From the line containing "What's the underlying" to the end of the data, retype every line exactly and nothing else. Drop the pictures.

* BEGIN PROVIDED RECORDS *

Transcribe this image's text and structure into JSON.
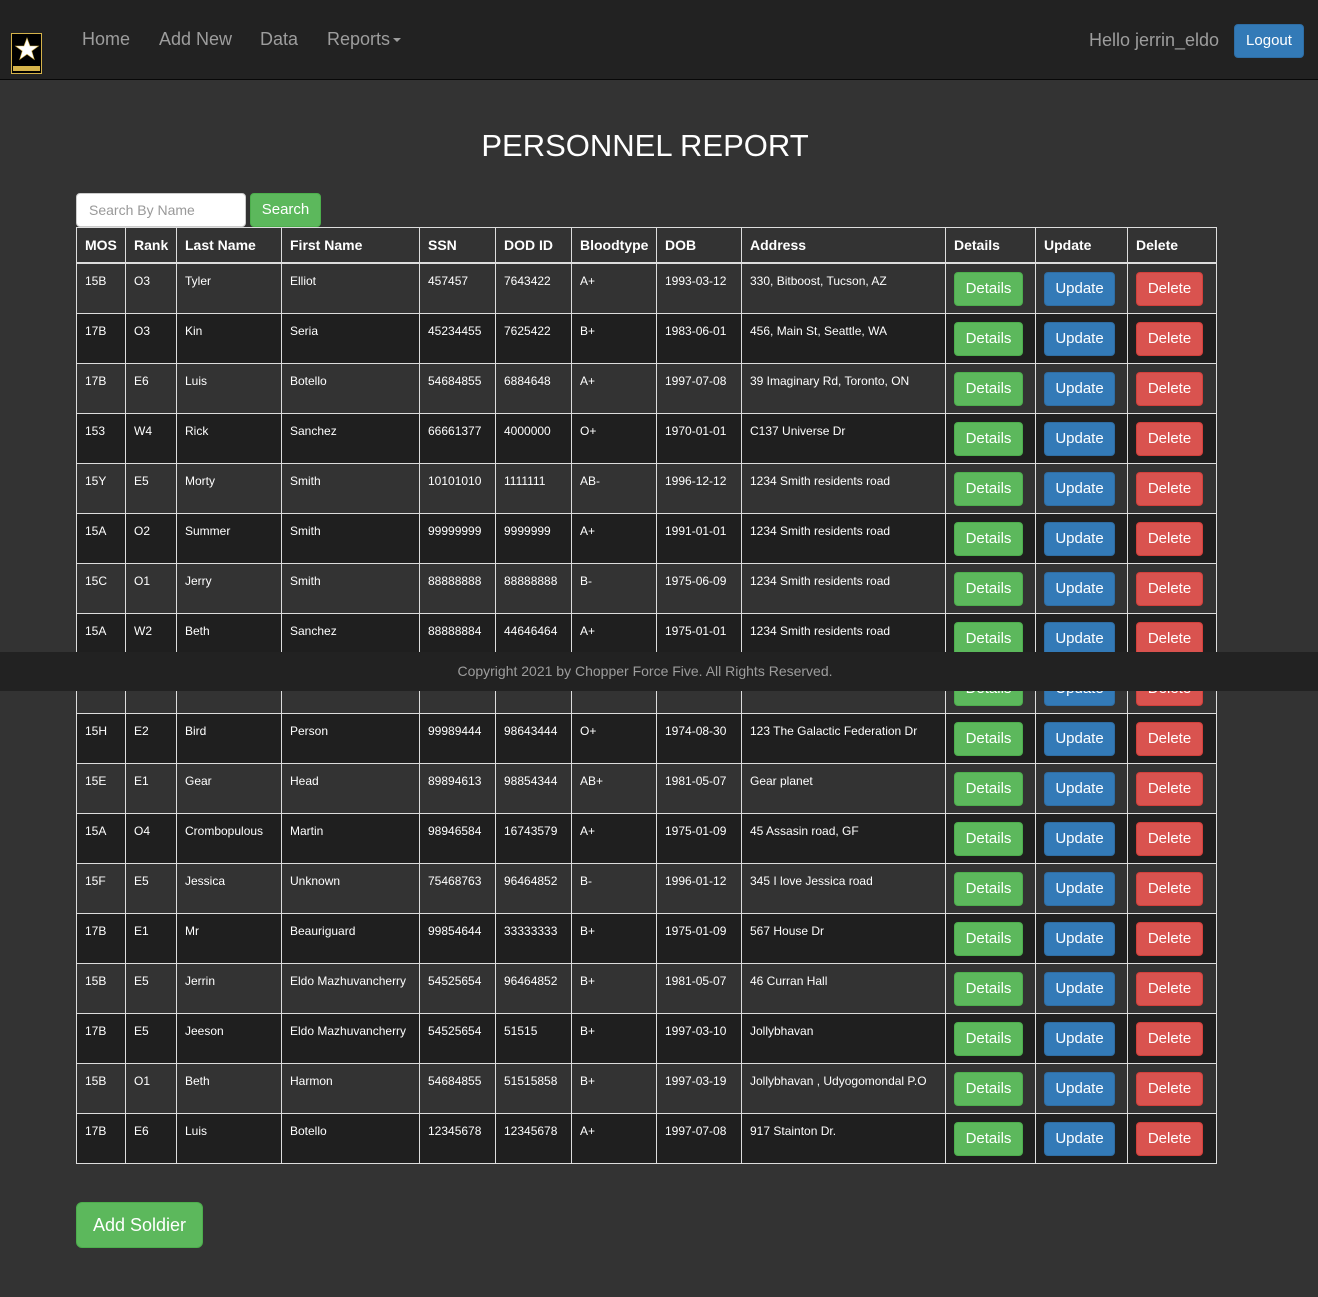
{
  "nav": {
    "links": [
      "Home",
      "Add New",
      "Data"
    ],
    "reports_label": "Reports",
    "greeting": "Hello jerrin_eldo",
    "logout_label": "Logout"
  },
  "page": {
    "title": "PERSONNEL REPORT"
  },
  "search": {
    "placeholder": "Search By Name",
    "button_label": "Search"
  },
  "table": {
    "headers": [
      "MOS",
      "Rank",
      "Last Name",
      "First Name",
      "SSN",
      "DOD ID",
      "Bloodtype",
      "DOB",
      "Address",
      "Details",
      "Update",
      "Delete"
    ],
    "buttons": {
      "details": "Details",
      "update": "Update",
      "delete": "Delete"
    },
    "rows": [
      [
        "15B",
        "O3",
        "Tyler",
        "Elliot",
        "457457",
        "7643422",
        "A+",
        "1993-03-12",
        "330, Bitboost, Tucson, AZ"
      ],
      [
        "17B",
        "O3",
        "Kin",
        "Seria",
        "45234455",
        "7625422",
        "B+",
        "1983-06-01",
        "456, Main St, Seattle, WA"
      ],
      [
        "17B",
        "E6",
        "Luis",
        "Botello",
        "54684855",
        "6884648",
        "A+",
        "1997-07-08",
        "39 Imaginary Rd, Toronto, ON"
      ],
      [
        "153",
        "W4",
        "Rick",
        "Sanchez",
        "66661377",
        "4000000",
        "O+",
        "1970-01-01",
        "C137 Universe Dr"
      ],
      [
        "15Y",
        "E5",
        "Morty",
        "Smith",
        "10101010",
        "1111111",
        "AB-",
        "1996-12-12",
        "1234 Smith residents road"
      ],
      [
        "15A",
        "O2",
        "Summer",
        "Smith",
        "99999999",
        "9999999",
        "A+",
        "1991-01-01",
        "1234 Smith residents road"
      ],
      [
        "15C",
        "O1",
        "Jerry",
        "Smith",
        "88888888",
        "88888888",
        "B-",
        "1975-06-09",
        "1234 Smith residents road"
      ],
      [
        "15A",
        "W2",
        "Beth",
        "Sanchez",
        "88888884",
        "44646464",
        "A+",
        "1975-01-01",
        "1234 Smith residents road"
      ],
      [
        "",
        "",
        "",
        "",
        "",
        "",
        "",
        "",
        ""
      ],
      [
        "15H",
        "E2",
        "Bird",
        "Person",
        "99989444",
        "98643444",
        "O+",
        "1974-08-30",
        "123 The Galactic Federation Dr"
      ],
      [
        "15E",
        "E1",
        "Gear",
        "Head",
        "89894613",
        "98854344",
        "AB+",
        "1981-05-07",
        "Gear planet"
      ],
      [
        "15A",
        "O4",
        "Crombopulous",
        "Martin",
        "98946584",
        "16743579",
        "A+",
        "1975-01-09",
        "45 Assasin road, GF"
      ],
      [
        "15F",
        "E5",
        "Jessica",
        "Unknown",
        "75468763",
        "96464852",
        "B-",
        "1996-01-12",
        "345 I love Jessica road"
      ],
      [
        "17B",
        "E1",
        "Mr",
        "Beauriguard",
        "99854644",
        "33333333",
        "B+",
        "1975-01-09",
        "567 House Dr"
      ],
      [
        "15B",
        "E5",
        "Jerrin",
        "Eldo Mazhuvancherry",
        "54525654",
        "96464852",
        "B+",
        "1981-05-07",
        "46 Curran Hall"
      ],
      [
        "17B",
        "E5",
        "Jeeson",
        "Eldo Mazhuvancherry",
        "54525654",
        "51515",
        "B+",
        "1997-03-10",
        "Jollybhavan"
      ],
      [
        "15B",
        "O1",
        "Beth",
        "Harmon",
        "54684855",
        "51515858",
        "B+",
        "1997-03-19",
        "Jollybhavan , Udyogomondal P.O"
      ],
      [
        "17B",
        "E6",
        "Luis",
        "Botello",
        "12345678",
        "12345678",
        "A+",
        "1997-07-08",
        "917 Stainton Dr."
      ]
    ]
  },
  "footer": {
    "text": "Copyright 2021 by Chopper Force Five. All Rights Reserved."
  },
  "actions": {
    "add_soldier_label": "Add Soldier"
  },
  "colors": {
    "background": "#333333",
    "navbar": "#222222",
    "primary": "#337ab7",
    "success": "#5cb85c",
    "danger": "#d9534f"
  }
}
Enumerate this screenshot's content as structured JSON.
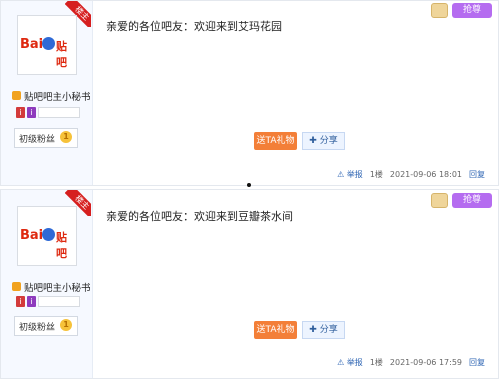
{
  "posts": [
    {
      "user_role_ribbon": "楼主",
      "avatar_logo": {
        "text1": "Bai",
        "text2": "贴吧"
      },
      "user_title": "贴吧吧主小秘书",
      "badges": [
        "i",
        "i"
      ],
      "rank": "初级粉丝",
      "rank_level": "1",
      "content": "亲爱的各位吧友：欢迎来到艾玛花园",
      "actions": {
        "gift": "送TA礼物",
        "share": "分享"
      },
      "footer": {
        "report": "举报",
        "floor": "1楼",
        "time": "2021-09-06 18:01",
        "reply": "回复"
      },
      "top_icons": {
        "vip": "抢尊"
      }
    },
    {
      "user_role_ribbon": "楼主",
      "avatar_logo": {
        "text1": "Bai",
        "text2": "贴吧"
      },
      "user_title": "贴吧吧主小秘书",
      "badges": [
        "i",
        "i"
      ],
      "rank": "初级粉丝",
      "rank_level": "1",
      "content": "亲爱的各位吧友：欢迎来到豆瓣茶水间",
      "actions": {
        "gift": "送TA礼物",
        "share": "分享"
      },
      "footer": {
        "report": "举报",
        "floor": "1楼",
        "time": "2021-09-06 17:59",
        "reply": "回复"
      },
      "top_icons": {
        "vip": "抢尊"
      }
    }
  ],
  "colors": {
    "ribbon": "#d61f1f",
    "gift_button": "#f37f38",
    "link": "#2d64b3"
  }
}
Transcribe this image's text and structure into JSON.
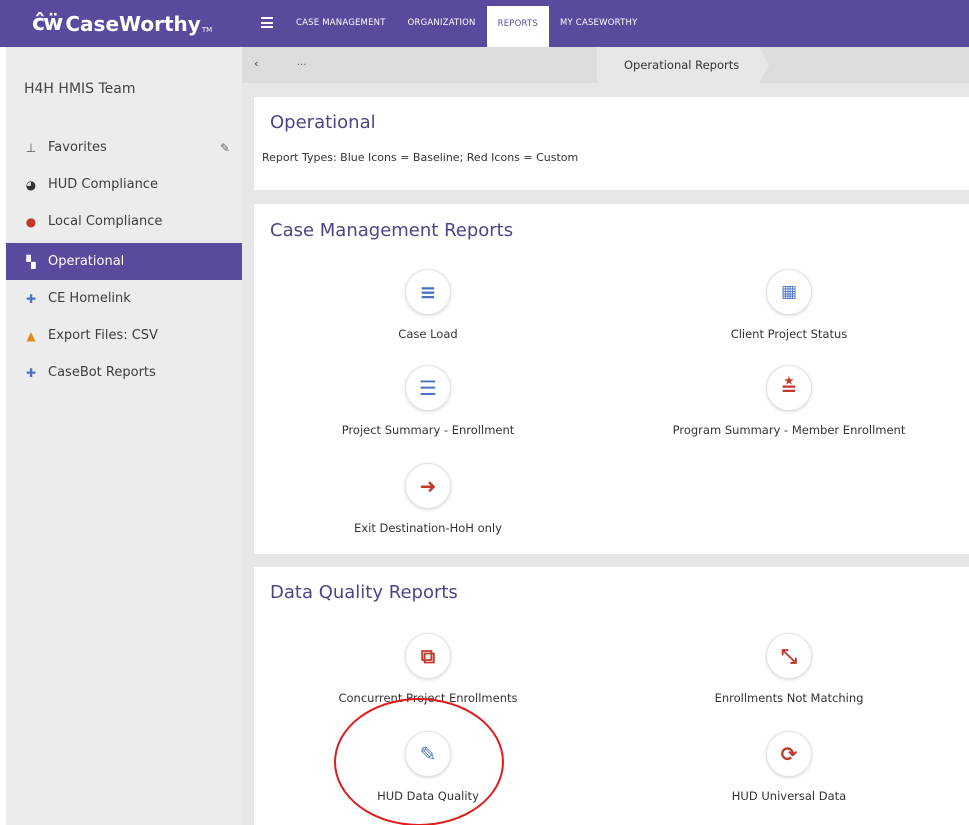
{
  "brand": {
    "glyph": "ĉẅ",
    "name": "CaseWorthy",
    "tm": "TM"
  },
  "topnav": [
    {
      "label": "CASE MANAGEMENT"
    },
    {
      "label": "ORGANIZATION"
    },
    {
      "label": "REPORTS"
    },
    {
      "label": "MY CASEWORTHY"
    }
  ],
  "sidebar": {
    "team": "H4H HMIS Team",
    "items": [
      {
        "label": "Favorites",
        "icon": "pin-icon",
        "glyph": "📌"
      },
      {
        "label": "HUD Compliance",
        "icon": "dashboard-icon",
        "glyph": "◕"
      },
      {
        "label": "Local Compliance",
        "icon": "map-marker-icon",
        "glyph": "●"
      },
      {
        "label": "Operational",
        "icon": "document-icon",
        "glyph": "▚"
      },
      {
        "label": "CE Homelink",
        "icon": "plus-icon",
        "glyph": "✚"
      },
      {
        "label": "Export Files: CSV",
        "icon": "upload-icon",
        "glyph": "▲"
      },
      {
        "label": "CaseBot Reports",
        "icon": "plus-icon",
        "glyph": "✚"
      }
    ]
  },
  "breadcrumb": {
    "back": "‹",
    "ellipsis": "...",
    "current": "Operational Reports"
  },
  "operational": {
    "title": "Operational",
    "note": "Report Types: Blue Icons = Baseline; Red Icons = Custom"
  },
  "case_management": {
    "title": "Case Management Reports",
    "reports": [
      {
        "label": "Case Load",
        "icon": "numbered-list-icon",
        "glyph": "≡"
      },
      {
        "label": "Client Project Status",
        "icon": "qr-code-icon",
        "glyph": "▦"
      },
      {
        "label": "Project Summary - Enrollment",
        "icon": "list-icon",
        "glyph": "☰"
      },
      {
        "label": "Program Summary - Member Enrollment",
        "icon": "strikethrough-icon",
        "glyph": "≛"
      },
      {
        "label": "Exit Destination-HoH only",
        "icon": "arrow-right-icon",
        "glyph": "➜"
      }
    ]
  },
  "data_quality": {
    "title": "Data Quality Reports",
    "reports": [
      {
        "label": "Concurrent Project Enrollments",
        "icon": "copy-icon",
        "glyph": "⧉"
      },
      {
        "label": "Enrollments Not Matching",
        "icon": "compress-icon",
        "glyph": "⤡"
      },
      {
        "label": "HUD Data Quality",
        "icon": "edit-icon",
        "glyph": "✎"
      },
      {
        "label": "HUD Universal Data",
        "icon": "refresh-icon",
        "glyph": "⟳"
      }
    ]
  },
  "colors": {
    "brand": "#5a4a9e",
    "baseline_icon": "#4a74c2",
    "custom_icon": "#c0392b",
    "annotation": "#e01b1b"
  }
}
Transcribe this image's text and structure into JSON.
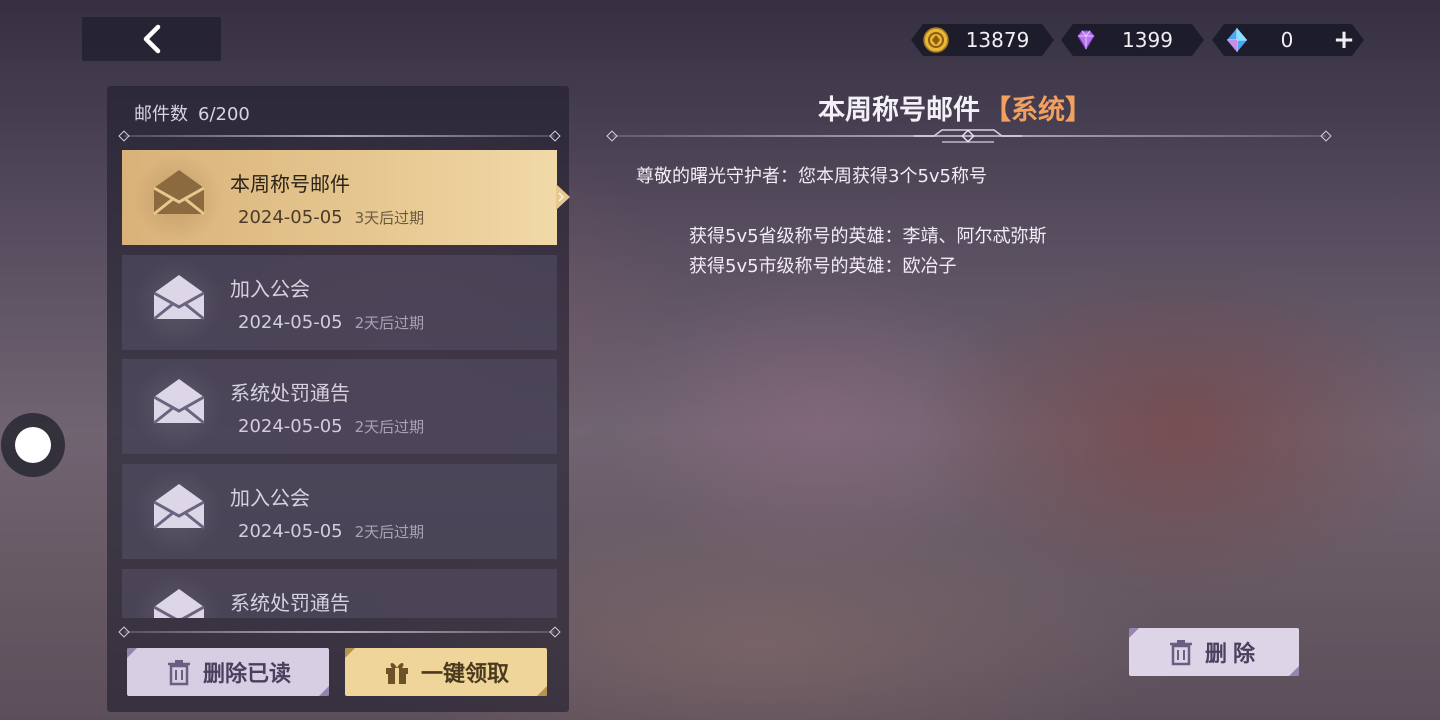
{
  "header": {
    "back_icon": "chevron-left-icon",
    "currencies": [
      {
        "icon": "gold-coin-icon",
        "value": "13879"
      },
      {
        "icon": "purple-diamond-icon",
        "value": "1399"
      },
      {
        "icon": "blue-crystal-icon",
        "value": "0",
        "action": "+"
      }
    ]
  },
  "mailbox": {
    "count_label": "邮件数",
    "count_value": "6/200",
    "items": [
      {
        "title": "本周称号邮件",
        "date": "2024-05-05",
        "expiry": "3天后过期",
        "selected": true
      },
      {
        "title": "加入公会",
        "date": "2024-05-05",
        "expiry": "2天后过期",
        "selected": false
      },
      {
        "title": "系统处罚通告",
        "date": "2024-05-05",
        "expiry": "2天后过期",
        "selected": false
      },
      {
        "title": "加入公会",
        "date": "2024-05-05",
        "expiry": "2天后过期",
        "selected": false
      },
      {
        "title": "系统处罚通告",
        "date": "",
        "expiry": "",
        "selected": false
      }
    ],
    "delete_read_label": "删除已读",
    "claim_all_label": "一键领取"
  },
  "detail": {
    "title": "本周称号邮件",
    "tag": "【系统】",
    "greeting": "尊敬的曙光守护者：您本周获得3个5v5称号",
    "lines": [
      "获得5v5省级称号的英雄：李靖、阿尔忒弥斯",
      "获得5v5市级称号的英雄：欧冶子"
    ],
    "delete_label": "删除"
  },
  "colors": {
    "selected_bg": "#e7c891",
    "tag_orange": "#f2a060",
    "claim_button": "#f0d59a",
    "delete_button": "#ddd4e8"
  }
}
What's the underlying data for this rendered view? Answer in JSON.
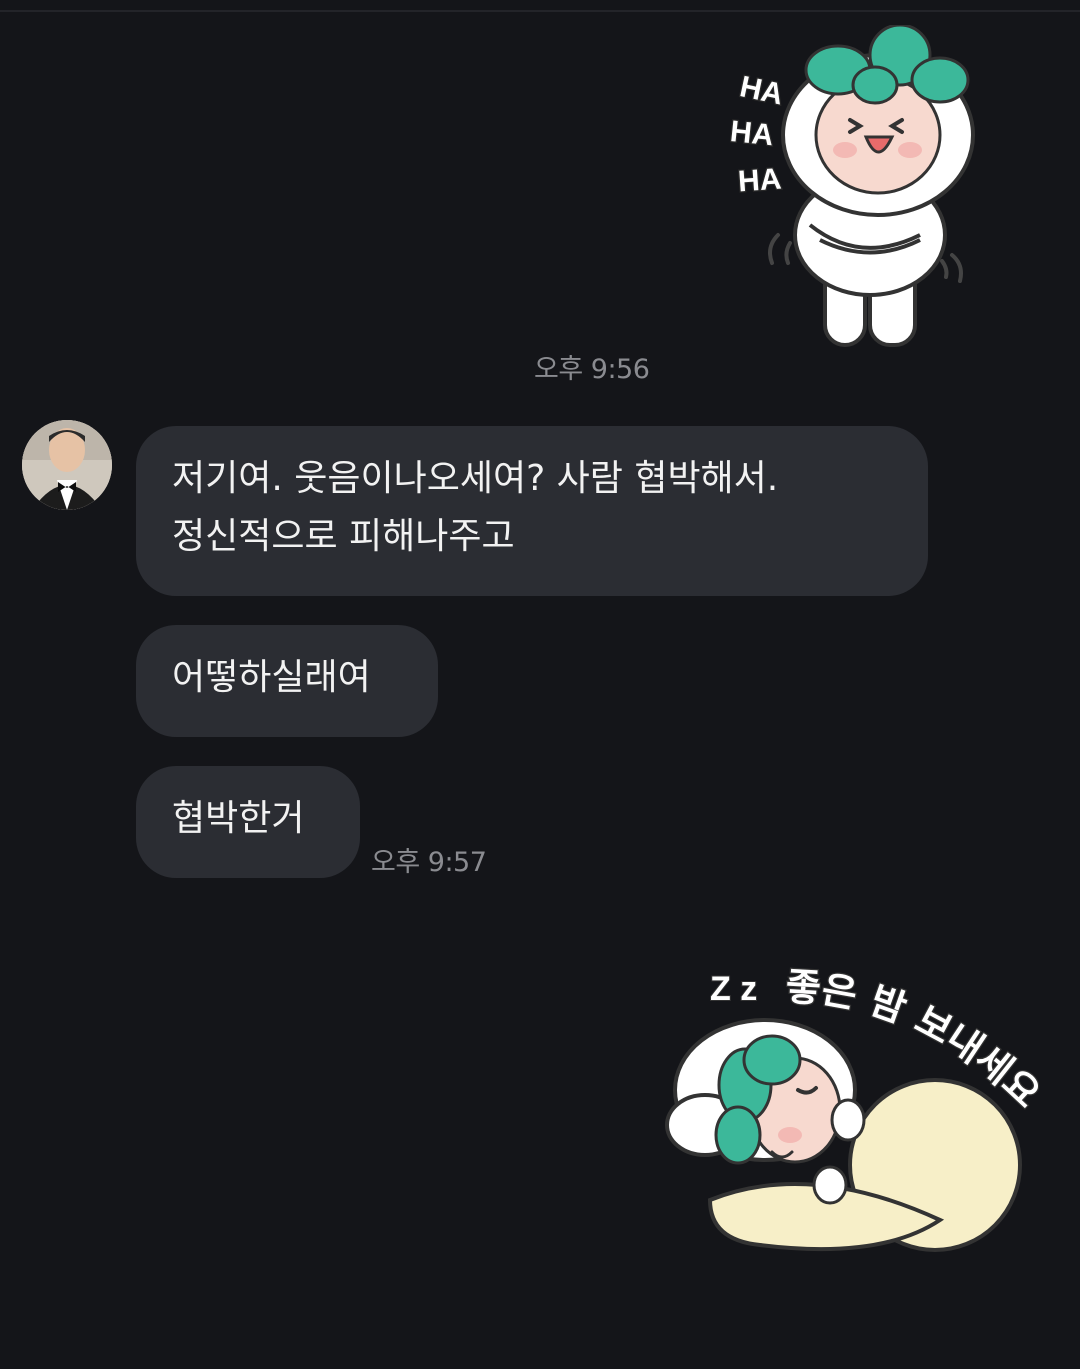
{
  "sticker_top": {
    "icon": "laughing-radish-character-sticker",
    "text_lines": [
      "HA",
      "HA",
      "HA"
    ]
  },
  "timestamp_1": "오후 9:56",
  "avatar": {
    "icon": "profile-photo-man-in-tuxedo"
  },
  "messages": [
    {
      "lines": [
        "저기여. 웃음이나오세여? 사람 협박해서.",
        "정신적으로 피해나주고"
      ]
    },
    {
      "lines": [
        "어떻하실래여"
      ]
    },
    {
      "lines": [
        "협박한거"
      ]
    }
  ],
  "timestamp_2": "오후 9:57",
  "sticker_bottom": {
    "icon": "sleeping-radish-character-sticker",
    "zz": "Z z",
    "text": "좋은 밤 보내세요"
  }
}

* END PROVIDED RECORDS *

» **OUTPUT OF THE EXERCISE**
What's the underlying data for this rendered view? Answer in JSON.
{
  "sticker_top": {
    "icon": "laughing-radish-character-sticker",
    "text_lines": [
      "HA",
      "HA",
      "HA"
    ]
  },
  "timestamp_1": "오후 9:56",
  "avatar": {
    "icon": "profile-photo-man-in-tuxedo"
  },
  "messages": [
    {
      "lines": [
        "저기여. 웃음이나오세여? 사람 협박해서.",
        "정신적으로 피해나주고"
      ]
    },
    {
      "lines": [
        "어떻하실래여"
      ]
    },
    {
      "lines": [
        "협박한거"
      ]
    }
  ],
  "timestamp_2": "오후 9:57",
  "sticker_bottom": {
    "icon": "sleeping-radish-character-sticker",
    "zz": "Z z",
    "text": "좋은 밤 보내세요"
  }
}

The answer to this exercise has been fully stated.